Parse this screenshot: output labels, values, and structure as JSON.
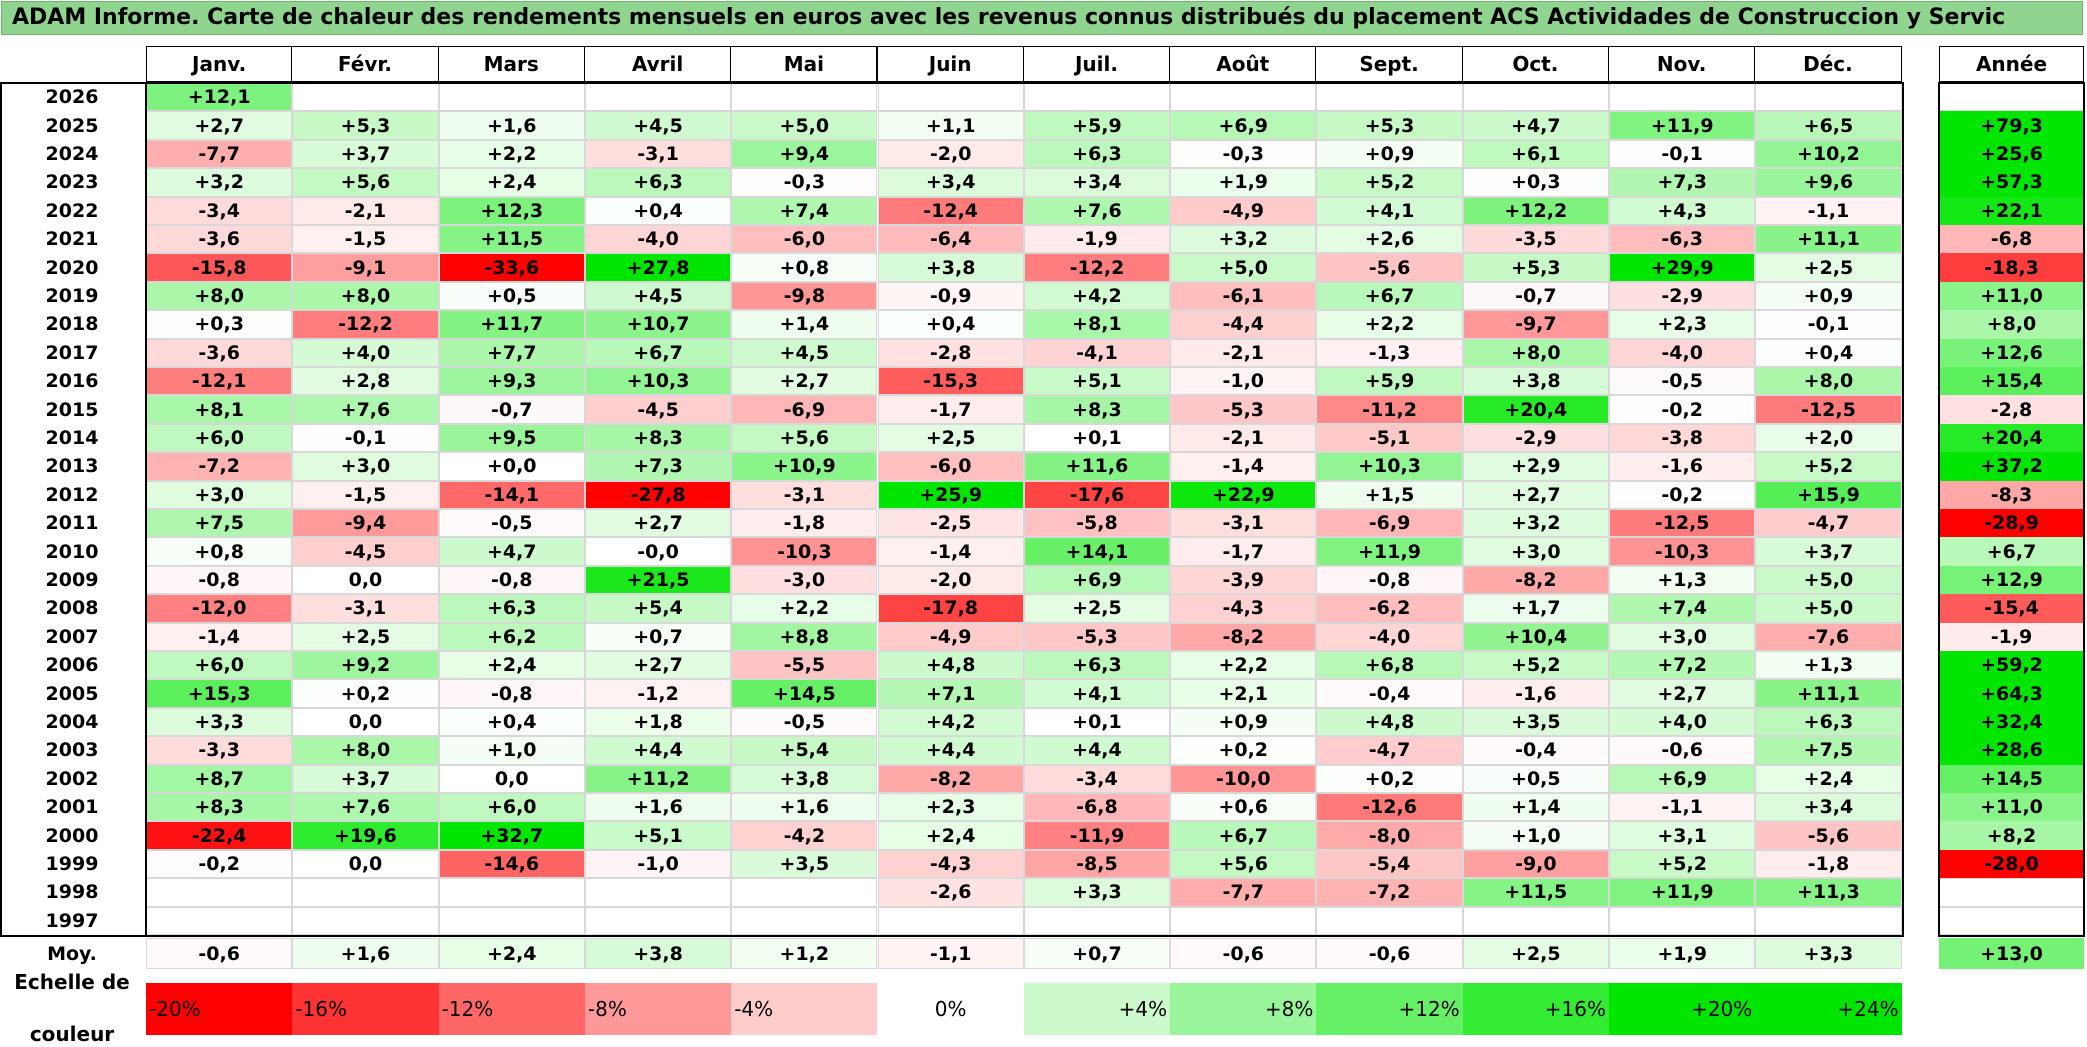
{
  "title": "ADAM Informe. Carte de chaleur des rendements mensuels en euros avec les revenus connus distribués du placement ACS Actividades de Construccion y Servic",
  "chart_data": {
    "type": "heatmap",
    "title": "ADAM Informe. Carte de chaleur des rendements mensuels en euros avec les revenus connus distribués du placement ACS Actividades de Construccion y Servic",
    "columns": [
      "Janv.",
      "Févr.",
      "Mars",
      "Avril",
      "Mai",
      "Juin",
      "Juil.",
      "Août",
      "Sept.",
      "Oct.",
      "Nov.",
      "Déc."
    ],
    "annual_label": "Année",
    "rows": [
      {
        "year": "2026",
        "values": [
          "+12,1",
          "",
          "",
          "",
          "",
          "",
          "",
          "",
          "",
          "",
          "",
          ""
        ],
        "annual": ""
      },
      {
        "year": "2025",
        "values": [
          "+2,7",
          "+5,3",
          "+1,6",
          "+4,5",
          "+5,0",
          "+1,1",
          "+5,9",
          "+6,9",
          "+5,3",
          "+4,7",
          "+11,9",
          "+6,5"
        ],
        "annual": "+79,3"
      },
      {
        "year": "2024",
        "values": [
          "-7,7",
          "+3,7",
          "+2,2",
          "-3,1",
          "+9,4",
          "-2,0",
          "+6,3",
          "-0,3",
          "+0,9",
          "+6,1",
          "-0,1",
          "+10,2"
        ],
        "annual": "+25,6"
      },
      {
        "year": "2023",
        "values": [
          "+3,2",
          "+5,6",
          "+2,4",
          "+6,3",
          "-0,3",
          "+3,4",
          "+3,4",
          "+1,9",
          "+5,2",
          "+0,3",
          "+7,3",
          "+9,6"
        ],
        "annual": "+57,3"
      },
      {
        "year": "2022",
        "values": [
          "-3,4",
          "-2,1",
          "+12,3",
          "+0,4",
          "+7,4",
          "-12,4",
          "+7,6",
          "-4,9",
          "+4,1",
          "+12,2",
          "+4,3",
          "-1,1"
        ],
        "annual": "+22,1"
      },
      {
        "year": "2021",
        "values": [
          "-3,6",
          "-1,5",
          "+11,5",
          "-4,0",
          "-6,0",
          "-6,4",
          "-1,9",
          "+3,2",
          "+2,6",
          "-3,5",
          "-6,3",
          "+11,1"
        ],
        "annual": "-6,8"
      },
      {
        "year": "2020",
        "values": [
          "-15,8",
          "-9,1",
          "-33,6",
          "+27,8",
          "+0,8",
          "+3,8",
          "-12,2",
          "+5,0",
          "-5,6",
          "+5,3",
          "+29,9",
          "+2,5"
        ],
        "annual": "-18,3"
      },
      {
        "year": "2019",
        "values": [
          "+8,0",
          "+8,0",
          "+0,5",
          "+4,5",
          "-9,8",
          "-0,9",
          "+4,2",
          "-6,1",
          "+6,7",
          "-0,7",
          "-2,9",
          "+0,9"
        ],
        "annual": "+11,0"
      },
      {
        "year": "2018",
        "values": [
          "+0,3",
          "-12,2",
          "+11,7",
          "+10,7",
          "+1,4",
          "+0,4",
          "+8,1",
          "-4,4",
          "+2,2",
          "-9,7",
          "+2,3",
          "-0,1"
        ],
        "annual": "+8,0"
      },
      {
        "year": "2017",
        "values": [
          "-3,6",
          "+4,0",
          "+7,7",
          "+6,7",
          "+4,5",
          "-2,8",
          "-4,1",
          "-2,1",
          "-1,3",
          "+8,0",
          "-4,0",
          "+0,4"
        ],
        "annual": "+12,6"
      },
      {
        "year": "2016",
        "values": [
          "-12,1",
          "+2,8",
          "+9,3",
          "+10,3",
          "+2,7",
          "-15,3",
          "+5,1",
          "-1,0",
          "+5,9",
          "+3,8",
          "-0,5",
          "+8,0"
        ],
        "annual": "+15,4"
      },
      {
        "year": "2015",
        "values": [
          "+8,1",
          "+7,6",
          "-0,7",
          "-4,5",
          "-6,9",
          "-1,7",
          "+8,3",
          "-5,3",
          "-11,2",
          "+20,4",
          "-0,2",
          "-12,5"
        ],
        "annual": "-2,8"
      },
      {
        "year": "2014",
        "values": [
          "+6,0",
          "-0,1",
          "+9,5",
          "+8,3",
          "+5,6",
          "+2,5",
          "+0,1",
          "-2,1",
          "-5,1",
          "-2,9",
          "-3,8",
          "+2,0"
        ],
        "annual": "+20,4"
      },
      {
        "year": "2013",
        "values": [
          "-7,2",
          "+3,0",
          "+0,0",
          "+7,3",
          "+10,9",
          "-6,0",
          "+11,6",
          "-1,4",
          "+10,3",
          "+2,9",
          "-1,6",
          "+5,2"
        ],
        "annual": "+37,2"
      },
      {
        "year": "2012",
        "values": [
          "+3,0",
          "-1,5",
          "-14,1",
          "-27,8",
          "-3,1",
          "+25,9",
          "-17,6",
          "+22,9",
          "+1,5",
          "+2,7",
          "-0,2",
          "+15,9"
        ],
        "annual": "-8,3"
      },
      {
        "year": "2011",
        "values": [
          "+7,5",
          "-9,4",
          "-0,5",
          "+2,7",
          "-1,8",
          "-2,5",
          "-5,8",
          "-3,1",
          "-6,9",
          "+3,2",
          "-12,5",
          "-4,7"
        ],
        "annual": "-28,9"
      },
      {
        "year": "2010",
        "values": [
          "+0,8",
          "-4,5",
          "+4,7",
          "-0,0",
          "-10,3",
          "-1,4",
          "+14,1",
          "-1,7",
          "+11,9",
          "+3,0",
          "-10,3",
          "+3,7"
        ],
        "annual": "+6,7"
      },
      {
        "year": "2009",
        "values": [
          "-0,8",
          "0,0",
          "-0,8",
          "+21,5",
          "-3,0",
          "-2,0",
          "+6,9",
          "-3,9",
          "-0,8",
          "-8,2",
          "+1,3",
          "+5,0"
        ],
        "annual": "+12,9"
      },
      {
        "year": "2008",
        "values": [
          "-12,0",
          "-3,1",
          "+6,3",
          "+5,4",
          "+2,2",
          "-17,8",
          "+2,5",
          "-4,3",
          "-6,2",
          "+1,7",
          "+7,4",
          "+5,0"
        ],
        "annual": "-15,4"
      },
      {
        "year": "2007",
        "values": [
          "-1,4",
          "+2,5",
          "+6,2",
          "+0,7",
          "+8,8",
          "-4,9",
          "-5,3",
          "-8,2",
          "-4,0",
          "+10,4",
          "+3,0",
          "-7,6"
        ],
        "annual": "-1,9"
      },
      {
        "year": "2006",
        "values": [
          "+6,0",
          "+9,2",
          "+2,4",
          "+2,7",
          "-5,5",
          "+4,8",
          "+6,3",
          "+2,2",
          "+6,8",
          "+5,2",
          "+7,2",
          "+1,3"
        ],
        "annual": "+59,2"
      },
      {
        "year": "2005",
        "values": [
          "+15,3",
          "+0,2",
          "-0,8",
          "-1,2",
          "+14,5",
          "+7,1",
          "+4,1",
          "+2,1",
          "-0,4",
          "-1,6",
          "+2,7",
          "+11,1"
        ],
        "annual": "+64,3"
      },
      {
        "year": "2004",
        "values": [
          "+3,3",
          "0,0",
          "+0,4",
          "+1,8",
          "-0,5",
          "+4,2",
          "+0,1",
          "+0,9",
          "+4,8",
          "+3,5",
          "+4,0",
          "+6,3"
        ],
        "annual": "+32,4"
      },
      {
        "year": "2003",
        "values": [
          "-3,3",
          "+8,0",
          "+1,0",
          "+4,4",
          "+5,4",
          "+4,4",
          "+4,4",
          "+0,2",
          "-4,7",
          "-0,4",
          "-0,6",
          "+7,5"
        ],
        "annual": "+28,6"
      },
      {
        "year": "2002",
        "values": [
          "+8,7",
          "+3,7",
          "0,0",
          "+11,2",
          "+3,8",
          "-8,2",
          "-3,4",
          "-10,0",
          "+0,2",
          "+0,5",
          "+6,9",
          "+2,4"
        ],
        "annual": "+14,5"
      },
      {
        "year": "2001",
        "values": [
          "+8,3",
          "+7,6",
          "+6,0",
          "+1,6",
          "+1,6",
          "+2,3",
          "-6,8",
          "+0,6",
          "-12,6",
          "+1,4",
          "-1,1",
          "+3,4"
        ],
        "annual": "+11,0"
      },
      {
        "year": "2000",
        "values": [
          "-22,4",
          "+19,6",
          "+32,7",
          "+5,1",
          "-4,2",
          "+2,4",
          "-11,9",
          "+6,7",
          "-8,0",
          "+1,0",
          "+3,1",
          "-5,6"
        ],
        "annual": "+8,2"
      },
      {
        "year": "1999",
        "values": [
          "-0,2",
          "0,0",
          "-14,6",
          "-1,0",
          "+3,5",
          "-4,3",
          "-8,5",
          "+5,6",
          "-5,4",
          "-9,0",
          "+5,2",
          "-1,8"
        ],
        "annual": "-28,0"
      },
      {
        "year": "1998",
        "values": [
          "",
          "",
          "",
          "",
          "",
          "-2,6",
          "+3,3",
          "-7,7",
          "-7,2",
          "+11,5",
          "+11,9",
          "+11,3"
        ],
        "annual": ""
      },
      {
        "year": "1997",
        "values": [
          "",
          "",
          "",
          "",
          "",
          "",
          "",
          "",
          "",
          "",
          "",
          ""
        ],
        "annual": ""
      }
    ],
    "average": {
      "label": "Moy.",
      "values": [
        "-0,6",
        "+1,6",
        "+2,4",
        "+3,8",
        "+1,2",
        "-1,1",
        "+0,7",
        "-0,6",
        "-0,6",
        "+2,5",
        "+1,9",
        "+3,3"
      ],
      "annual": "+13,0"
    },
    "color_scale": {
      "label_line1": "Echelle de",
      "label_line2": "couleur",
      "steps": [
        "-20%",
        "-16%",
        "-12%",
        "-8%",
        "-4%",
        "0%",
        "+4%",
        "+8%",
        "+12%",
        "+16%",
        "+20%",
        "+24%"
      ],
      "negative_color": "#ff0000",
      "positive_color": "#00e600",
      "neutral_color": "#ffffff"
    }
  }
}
________
Objective: Search the records above for the string "Servic". Copy every line that contains it.

Result for this task:
  "title": "ADAM Informe. Carte de chaleur des rendements mensuels en euros avec les revenus connus distribués du placement ACS Actividades de Construccion y Servic",
    "title": "ADAM Informe. Carte de chaleur des rendements mensuels en euros avec les revenus connus distribués du placement ACS Actividades de Construccion y Servic",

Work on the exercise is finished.